**Given request**
Scan the data that follows and count the lines with the string "Bewegung"; answer with the count alone.

Dataset entries
============================================================

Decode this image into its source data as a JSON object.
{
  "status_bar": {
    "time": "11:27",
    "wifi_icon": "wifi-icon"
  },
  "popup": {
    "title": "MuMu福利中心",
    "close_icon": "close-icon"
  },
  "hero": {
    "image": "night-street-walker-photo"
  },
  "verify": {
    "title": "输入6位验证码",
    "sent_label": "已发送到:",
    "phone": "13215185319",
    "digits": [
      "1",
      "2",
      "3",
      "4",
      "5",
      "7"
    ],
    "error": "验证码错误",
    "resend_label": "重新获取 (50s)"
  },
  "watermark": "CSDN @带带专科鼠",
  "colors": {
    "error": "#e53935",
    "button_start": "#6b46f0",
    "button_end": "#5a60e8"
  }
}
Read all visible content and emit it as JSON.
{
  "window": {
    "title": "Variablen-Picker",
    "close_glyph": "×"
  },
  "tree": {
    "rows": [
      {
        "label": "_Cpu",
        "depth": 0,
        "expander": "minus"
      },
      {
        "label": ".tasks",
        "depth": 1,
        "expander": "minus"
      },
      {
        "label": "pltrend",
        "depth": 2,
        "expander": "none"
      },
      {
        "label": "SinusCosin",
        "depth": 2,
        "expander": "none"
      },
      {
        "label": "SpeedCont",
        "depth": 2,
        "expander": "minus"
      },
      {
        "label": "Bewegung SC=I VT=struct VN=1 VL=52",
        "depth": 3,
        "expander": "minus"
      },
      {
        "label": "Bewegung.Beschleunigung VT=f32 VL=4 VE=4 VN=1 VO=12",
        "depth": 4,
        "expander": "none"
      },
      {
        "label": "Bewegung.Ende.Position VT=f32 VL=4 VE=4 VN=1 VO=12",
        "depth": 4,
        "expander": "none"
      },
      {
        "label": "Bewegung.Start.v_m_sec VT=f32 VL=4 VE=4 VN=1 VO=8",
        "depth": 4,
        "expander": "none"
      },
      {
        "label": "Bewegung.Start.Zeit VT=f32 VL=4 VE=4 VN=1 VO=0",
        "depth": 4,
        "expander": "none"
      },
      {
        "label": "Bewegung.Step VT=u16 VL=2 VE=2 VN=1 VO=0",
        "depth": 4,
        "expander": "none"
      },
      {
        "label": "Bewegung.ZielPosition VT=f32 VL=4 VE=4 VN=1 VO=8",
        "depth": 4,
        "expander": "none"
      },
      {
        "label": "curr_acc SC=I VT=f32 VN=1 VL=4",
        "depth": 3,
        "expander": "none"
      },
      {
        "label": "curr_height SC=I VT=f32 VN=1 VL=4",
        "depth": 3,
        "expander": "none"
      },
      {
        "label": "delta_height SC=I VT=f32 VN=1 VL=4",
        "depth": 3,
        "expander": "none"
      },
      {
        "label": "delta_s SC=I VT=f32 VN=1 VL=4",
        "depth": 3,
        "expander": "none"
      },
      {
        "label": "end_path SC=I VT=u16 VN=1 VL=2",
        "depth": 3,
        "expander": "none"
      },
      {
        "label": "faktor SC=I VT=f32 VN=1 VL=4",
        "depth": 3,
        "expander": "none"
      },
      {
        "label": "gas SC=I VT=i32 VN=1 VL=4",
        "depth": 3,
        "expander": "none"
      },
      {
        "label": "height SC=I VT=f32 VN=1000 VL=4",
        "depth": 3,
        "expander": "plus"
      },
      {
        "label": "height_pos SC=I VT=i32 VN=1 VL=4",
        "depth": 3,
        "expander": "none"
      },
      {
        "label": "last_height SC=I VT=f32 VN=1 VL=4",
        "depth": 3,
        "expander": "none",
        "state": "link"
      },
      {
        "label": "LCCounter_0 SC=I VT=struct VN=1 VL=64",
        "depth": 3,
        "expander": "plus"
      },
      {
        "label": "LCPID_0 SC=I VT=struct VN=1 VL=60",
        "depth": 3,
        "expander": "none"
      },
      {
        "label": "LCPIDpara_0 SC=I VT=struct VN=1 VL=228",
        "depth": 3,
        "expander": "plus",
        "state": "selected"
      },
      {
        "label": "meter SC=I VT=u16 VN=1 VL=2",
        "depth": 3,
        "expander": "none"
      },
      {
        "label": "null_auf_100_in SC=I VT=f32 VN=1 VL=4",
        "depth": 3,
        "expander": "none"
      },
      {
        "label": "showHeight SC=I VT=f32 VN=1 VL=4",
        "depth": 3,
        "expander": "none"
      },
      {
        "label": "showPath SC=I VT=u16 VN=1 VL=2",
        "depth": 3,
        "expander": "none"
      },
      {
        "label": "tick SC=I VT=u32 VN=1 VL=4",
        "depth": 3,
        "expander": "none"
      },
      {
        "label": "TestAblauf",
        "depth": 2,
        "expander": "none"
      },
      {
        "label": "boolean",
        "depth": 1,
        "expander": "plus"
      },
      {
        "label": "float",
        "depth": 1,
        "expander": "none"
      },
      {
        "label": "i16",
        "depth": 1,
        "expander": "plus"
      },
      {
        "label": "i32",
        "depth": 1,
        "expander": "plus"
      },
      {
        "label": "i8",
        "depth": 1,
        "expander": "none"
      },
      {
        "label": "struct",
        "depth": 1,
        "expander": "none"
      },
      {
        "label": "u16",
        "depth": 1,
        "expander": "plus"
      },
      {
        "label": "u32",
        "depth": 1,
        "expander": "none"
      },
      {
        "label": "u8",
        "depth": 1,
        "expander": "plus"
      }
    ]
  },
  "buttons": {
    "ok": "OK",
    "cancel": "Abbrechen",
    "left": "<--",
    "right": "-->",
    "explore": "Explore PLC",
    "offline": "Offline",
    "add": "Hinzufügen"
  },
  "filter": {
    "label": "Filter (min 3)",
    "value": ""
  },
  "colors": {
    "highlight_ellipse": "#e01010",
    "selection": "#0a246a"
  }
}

============================================================

**Solution to this exercise**
7